■ **EXERCISE INSTRUCTIONS**: Search the records that follow and extract every line containing the string "date".

■ **DATA RECORDS**:
## START

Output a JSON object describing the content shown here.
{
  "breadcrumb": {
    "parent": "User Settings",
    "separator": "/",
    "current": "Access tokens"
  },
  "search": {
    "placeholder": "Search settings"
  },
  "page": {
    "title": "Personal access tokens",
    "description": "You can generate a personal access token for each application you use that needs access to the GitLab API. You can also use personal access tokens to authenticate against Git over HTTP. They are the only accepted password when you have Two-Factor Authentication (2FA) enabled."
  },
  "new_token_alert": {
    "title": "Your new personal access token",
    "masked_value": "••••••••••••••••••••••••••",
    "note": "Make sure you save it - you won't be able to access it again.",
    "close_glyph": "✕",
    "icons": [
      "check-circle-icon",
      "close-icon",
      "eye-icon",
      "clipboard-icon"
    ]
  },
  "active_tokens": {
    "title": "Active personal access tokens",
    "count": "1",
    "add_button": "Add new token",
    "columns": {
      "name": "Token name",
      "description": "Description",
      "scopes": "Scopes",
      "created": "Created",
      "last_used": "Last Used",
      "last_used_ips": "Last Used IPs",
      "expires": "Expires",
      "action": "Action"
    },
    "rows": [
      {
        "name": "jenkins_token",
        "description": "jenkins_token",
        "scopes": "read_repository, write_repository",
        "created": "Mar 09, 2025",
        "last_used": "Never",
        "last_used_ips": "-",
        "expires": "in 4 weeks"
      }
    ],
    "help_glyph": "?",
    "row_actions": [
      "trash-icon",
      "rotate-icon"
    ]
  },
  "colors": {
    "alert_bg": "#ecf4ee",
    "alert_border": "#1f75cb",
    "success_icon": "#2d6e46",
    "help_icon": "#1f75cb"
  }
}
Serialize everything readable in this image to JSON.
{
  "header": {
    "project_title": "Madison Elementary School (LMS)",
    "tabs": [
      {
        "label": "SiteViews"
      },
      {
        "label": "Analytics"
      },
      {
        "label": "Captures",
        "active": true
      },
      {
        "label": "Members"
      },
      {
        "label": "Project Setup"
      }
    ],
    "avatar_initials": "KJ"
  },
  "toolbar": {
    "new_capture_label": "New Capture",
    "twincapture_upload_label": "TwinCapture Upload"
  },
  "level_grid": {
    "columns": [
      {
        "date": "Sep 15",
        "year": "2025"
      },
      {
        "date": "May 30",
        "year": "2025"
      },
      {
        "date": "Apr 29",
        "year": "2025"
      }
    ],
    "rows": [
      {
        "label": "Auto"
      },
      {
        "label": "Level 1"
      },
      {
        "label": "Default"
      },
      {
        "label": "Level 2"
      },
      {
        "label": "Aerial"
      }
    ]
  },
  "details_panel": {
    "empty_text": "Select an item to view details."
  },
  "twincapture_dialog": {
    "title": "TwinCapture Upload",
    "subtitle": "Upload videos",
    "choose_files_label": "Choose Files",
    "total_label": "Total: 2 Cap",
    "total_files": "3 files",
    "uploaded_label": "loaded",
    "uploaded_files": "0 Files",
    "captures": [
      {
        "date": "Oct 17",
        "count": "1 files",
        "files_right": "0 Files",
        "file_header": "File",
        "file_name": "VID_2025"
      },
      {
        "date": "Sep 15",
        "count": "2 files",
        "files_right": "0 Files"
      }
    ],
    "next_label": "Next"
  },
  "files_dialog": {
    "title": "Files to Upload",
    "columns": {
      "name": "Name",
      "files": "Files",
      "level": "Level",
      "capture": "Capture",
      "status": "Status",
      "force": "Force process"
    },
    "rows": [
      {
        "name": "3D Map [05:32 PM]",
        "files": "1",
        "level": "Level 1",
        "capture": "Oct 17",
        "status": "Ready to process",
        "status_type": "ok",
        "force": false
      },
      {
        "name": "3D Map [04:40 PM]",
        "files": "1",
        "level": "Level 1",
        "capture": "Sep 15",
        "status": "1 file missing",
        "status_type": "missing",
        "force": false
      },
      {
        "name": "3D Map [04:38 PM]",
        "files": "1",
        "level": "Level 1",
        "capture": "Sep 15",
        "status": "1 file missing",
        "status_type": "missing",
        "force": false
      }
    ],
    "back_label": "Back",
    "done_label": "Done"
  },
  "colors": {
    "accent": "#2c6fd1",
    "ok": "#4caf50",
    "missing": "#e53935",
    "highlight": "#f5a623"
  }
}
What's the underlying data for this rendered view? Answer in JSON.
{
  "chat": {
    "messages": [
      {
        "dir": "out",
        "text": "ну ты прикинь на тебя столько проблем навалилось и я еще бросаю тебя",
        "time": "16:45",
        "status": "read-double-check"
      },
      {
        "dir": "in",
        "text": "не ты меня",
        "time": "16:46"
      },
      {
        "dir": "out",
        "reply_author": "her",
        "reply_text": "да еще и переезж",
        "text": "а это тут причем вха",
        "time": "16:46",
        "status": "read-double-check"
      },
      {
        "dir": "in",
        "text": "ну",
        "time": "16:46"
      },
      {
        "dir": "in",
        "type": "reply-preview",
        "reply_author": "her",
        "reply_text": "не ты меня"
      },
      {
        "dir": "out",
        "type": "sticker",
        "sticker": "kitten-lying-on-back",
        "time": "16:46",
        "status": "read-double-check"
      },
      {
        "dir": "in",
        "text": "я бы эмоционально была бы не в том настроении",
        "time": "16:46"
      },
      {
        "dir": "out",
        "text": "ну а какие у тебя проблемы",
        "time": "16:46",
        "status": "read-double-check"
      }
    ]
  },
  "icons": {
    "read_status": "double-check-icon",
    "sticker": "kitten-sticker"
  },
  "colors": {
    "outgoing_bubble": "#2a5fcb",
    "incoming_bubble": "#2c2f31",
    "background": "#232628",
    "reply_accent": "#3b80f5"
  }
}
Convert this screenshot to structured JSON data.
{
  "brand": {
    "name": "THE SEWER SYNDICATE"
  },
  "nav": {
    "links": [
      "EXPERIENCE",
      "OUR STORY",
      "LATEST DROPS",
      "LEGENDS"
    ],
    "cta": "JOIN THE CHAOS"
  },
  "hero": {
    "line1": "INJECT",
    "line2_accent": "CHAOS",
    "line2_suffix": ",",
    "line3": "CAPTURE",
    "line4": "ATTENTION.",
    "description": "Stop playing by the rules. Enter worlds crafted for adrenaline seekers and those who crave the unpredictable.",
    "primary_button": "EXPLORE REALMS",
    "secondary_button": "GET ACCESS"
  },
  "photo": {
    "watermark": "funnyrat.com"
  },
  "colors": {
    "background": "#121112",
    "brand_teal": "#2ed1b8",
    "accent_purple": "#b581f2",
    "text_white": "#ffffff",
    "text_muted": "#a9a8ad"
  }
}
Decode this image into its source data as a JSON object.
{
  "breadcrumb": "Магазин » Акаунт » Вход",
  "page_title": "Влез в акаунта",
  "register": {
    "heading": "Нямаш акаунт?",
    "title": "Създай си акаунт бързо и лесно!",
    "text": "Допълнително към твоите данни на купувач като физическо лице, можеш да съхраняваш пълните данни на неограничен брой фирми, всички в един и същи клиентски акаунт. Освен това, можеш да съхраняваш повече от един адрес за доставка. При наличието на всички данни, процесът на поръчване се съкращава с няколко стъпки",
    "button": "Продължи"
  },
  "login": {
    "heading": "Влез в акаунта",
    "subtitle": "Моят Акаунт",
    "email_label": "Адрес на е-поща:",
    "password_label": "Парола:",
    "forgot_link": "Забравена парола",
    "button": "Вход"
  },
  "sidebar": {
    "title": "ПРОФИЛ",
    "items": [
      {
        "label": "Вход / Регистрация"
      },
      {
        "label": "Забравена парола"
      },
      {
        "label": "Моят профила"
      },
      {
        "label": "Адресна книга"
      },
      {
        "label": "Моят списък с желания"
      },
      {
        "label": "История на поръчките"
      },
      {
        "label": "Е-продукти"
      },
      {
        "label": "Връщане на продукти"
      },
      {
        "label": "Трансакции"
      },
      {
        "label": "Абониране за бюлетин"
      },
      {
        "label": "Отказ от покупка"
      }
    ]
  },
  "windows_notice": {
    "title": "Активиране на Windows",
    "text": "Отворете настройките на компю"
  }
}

## END

■ **FULL OUTPUT**:
        "date": "Sep 15",
        "date": "May 30",
        "date": "Apr 29",
        "date": "Oct 17",
        "date": "Sep 15",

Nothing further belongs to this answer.